**EXERCISES:**
1) Could you turn the paragraph of the Japanese cinema excerpt that begins "The Japanese New Wave filmmakers of the 1960s" into a short bulleted list that keeps its main facts?
2) According to the Japanese cinema excerpt, why did films begin to show more sex and violence once television took hold? Answer in one to three sentences.
3) Carry on the Japanese cinema excerpt with a further paragraph in the same style, starting after its last sentence.

**EXCERPT PROVIDED:**
When Japan became more embroiled in overseas expansion and military aggression, the cinema turned more serious. In wartime conditions light entertainment was deemed frivolous and unpatriotic; the realist cinema, the patriotic war movie and the documentary were viewed with more favour. It was in these conditions that Kurosawa made his early movies. Following the defeat, the country was occupied by American forces and the cinema was then supervised and censored by them. The Americans initially set out to democratize Japan and expressed disapproval of traditional Japanese culture, which they deemed feudalistic, ultra-nationalistic and militaristic. On those grounds they banned period films and vetted film scripts, conscientiously searching for signs of undemocratic tendencies. However, within a short while, by the late 40s, the Americans were embroiled in the Cold War with Soviet Russia and thereafter became more concerned about the dangers of left-wing ideology than about feudal and nationalist tendencies. Japanese filmmakers were understandably confused by the shifts in American policy and the concept of democracy; so, at the end of the Occupation, in 1953, they were relieved to be able to return to their staple genres of the past (the period film, the woman’s melodrama, the family sit-com) without having to suffer the interference of the censors. They instituted a system of industrial self-censorship, like the Hays Code of Hollywood, a system which gradually became less and less moralistic and more and more permissive. The Japanese cinema flourished in the 1950s, reaching an all-time high in number of productions and theatrical attendances in 1958. However, television soon made a dramatic difference. A huge drop in box office, with women and children and the aged staying at home to watch television, led to increased sex and violence and the use of wide-screen formats, in an effort to attract and retain adult male audiences to the cinema.
The Japanese New Wave filmmakers of the 1960s, like those in France and Italy, were more highbrow and politically radical than the earlier studio directors. They tended to work outside the studio system and exhibit their films at art cinemas and international film festivals. The most famous of these directors were Nagisa Oshima and Shohei Imamura – both of whom attacked the conservative and misogynist aspects of Japanese society and shocked conventional audiences with explicit portrayals of sexual obsession, incest, rape and homosexuality.
With the decline of the studio system, and the popularity of Hollywood blockbusters with Japanese audiences, the Japanese cinema in recent decades has struggled to survive. The traditional genres of the industry in its heyday have moved into television, which screens women’s melodramas, period films and home dramas as television serials and series. As in Australia, filmmakers find it hard to get funding. The one healthy area of the industry is anime, which is a big earner and the major source of profit from both domestic and overseas sales – of prints, tapes, and DVD – for theatrical exhibition, video rental, the domestic DVD market and television programming. Japanese anime circulates in the US and Australia in dubbed English versions, and is avidly consumed by children and adolescents who are not always aware that they are watching films made in Japan. The reasons for this are that the characters do not look particularly Japanese (they often have blue eyes and blond hair) and don’t speak Japanese; the settings are often futuristic or fantastic (not recognizably or specifically Japanese); the stories and themes draw on a wide range of cultural references (Greek myths, Christian iconography, European fairytales, Hollywood westerns, sci-fi literary and movie classics, and vampire mythology, amongst others) and raise issues of universal concern to young people (friendship, romance, fear and courage, justice and injustice, conflict with parents and teachers, relations with pets, the animal kingdom and the world of nature).

**SUPPLIED RECORDS:**
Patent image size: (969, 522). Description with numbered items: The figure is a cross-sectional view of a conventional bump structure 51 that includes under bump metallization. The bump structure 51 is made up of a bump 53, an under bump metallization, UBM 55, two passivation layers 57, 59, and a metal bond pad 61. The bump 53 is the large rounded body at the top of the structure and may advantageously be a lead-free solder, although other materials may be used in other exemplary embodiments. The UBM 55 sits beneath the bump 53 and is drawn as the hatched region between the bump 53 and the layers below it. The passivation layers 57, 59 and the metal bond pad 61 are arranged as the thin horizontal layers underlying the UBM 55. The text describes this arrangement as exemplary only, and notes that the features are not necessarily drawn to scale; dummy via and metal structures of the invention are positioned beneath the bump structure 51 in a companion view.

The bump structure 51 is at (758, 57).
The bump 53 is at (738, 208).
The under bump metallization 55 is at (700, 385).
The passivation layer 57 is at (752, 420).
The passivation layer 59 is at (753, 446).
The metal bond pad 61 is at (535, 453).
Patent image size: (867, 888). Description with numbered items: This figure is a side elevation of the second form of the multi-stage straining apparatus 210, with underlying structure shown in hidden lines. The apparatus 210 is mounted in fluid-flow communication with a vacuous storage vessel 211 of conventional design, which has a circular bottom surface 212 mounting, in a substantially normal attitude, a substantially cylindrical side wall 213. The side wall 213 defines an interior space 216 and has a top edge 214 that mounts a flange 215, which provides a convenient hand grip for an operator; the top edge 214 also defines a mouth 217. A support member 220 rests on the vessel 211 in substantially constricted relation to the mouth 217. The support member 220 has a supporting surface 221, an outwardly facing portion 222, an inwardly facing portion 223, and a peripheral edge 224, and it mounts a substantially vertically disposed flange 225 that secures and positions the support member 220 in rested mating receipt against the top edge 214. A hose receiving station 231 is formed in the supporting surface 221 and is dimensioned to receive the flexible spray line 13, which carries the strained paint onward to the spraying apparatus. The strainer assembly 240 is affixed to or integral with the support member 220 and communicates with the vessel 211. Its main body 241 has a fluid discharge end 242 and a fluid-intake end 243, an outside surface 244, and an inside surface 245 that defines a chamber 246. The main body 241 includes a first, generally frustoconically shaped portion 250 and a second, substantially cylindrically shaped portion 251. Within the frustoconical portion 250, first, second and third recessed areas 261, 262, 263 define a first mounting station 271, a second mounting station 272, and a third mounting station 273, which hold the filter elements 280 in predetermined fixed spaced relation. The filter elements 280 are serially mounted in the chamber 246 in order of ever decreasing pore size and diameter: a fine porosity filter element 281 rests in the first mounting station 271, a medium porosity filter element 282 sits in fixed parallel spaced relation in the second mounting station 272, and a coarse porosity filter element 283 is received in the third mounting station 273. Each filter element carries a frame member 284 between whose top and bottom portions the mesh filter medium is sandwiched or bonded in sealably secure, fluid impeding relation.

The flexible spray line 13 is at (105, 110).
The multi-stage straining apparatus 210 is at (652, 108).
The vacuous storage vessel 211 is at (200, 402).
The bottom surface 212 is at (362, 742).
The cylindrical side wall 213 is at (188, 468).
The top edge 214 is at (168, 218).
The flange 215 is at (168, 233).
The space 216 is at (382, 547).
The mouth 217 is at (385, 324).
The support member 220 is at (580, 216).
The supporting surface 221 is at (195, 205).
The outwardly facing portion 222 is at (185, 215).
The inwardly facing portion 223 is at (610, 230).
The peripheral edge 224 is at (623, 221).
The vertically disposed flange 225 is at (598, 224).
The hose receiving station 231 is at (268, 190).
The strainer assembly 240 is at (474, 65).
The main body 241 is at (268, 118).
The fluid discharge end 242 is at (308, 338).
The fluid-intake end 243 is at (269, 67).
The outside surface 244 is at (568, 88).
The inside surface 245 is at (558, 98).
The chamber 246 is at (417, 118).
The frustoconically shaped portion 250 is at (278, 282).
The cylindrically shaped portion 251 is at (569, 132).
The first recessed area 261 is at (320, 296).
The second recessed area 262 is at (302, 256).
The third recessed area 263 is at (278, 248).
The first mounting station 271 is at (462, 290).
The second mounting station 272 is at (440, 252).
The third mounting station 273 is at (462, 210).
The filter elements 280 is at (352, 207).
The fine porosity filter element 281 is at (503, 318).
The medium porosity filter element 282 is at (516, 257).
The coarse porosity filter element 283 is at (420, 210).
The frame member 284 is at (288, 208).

**EXERCISE RESPONSES:**
1)
- 1960s Japanese New Wave filmmakers were more highbrow and politically radical than the earlier studio directors, much like their counterparts in France and Italy.
- They tended to work outside the studio system and showed their films at art cinemas and international film festivals.
- The best-known directors were Nagisa Oshima and Shohei Imamura.
- Both attacked the conservative and misogynist sides of Japanese society and shocked conventional audiences with explicit depictions of sexual obsession, incest, rape and homosexuality.

2) Television caused a huge drop in box office, with women, children and the aged staying home to watch it. Filmmakers turned to more sex and violence, and to wide-screen formats, to attract and keep adult male audiences in the cinemas.

3)
Anime is made for a variety of different audiences – varying in age, gender and interests – but the most popular genres are fantasy, romance, adventure and sci-fi. The most popular movies often cover more than one genre. Akira (Katsuhiro Otomo, 1987), for example, is a mixture of sci-fi, the teen movie, horror, and action suspense. In the West, the sci-fi movies of Katsuhiro Otomo and Mamoru Oshii have been the biggest critical and commercial hits, but in Japan the most popular animator is Hayao Miyazaki, who makes films suitable for viewing by the whole family. His films have youthful protagonists (often girls) and fantasy settings, lack sex and excessive violence, and teach wholesome values – compassion for others, concern for the environment, respect for nature, tenacity and courage in overcoming adversity and fighting against injustice… His films are exquisitely beautiful and full of movement - with magical sequences of humans, animals and machines flying, gliding, running, galloping and stampeding; but they are also emotionally moving, making us feel the fear, pain, loneliness and longing of his characters. His recent features, Princess Mononoke and Spirited Away, have won awards and acclaim overseas. In the late 1980s, Disney bought the rights to the overseas distribution of the products of Ghibli Studio, the studio shared by Miyazaki and his partner, Takahashi. Disney animators are great fans of Miyazaki, who remains largely faithful to the hand-drawn tradition of animation and tries to avoid the use of digital technology.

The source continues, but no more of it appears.